■ Description of the task
All lines featuring the string "pagina" are to be listed.

■ Supplied entries
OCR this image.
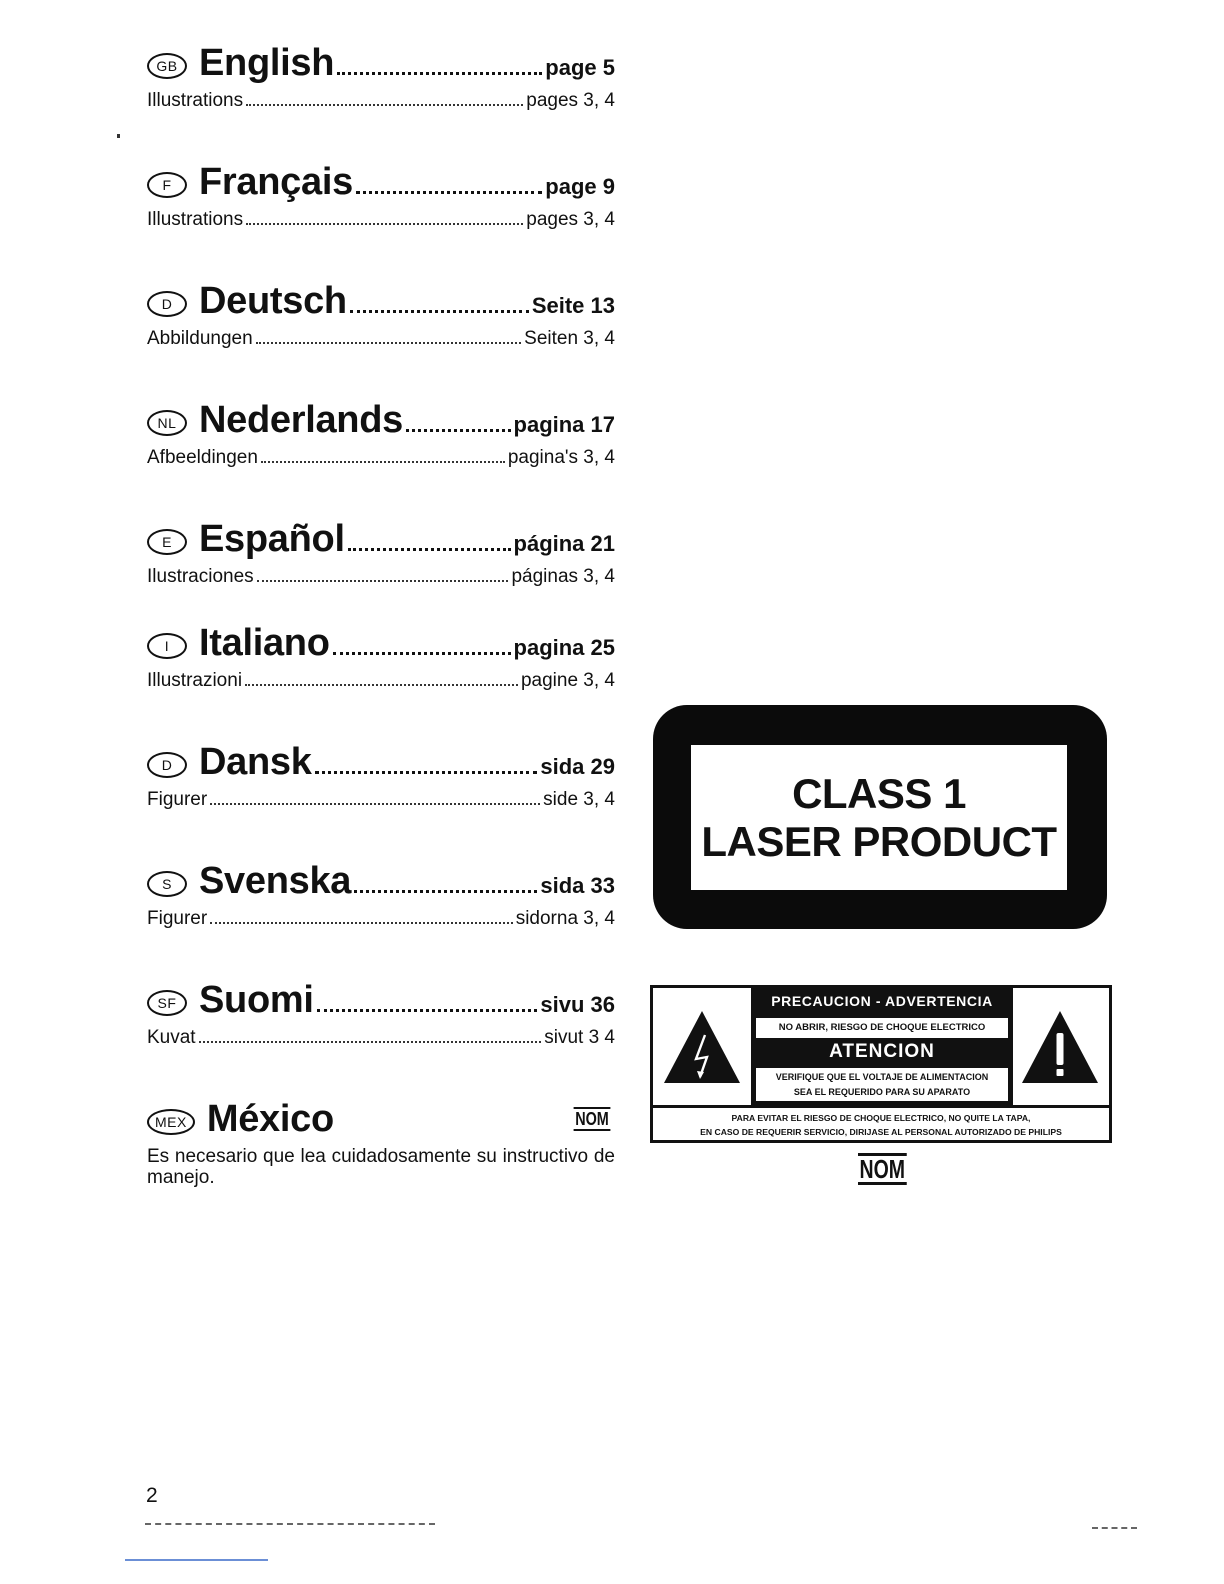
GB English	page 5
Illustrations	pages 3, 4
F Français	page 9
Illustrations	pages 3, 4
D Deutsch	Seite 13
Abbildungen	Seiten 3, 4
NL Nederlands	pagina 17
Afbeeldingen	pagina's 3, 4
E Español	página 21
Ilustraciones	páginas 3, 4
I Italiano	pagina 25
Illustrazioni	pagine 3, 4
D Dansk	sida 29
Figurer	side 3, 4
S Svenska	sida 33
Figurer	sidorna 3, 4
SF Suomi	sivu 36
Kuvat	sivut 3 4
MEX México	NOM
Es necesario que lea cuidadosamente su instructivo de manejo.
CLASS 1
LASER PRODUCT
PRECAUCION - ADVERTENCIA
NO ABRIR, RIESGO DE CHOQUE ELECTRICO
ATENCION
VERIFIQUE QUE EL VOLTAJE DE ALIMENTACION
SEA EL REQUERIDO PARA SU APARATO
PARA EVITAR EL RIESGO DE CHOQUE ELECTRICO, NO QUITE LA TAPA,
EN CASO DE REQUERIR SERVICIO, DIRIJASE AL PERSONAL AUTORIZADO DE PHILIPS
NOM
2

■ Completed task
NL Nederlands	pagina 17
Afbeeldingen	pagina's 3, 4
I Italiano	pagina 25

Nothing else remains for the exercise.